● Your task: Find the string "减量等五种控制模式" in the entries and copy each line that has it.

● Dataset records:
=======

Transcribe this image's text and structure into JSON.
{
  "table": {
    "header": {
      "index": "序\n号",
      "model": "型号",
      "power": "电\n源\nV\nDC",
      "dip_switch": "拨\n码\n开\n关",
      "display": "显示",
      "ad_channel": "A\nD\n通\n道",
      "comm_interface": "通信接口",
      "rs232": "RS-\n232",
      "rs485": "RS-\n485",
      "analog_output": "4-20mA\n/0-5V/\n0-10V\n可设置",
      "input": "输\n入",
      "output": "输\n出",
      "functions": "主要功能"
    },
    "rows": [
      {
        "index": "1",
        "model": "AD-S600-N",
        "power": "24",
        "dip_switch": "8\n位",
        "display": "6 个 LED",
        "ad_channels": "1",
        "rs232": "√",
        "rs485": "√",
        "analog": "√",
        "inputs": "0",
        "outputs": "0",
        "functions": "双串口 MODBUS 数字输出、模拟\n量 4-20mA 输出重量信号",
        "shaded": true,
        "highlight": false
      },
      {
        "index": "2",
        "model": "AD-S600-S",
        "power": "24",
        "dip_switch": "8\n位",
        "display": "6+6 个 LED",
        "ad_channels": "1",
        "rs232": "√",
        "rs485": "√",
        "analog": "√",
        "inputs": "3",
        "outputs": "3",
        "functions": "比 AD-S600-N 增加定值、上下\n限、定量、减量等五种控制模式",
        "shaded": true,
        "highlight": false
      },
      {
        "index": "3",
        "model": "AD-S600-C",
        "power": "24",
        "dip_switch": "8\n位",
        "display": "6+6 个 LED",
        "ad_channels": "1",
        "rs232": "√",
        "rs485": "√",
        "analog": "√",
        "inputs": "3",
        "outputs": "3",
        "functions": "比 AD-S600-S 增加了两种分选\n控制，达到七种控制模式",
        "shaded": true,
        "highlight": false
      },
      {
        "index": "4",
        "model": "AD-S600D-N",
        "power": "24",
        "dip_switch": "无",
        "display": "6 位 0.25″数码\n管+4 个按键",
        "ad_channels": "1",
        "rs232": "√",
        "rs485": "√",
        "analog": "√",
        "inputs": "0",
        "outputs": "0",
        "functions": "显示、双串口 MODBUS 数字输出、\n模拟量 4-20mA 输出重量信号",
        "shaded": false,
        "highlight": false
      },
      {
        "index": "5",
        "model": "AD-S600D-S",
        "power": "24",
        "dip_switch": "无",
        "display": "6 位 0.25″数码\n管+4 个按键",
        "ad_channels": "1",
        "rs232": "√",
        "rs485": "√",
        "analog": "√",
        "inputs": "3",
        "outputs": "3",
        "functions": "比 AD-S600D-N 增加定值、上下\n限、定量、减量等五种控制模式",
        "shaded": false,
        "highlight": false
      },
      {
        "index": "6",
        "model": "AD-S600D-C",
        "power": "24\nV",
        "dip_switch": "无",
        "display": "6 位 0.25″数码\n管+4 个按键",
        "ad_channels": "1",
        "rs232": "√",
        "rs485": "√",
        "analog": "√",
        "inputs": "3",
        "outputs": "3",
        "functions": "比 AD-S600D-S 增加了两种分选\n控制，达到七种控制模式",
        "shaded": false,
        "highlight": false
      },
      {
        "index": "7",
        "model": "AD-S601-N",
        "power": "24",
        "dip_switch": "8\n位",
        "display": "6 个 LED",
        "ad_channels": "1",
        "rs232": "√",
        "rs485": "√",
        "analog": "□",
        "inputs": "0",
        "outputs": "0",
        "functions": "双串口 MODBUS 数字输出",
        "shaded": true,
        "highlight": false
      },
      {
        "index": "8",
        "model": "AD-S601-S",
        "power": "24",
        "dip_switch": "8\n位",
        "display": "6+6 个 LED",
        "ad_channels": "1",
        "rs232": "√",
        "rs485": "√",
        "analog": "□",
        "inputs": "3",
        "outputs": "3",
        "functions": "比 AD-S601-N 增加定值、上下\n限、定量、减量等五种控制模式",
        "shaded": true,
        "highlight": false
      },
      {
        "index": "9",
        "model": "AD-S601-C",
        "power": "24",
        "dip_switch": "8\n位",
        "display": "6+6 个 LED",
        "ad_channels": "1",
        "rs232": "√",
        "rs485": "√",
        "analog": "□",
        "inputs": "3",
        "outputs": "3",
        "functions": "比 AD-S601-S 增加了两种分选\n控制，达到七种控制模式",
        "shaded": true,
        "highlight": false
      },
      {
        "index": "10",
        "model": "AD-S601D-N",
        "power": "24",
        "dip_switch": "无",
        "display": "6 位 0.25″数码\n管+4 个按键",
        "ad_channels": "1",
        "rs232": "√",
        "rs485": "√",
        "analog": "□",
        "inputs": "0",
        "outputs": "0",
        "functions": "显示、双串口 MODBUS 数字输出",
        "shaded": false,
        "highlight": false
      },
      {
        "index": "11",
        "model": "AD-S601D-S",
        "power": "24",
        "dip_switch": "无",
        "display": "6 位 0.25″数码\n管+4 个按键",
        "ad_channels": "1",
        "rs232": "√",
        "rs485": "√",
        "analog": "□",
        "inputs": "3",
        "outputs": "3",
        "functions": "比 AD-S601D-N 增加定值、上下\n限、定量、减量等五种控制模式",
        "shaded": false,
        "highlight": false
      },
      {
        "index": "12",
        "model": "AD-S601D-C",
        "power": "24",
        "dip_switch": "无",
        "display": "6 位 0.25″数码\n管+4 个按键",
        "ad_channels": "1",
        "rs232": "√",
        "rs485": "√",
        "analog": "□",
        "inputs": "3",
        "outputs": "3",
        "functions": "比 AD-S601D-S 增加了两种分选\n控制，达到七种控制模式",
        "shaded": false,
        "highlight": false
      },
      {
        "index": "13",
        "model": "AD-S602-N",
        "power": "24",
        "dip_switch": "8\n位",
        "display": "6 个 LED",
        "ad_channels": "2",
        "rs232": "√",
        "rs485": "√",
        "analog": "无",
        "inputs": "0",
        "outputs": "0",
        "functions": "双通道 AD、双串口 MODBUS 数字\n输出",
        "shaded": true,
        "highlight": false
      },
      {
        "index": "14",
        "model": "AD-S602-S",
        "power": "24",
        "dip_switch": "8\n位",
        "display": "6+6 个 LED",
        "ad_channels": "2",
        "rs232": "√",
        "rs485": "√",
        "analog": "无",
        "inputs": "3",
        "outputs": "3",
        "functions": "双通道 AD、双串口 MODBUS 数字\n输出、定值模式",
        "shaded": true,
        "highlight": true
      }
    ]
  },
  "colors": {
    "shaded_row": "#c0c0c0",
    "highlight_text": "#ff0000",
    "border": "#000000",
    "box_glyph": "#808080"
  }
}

=======

● Answer below:
        "functions": "比 AD-S600-N 增加定值、上下\n限、定量、减量等五种控制模式",
        "functions": "比 AD-S600D-N 增加定值、上下\n限、定量、减量等五种控制模式",
        "functions": "比 AD-S601-N 增加定值、上下\n限、定量、减量等五种控制模式",
        "functions": "比 AD-S601D-N 增加定值、上下\n限、定量、减量等五种控制模式",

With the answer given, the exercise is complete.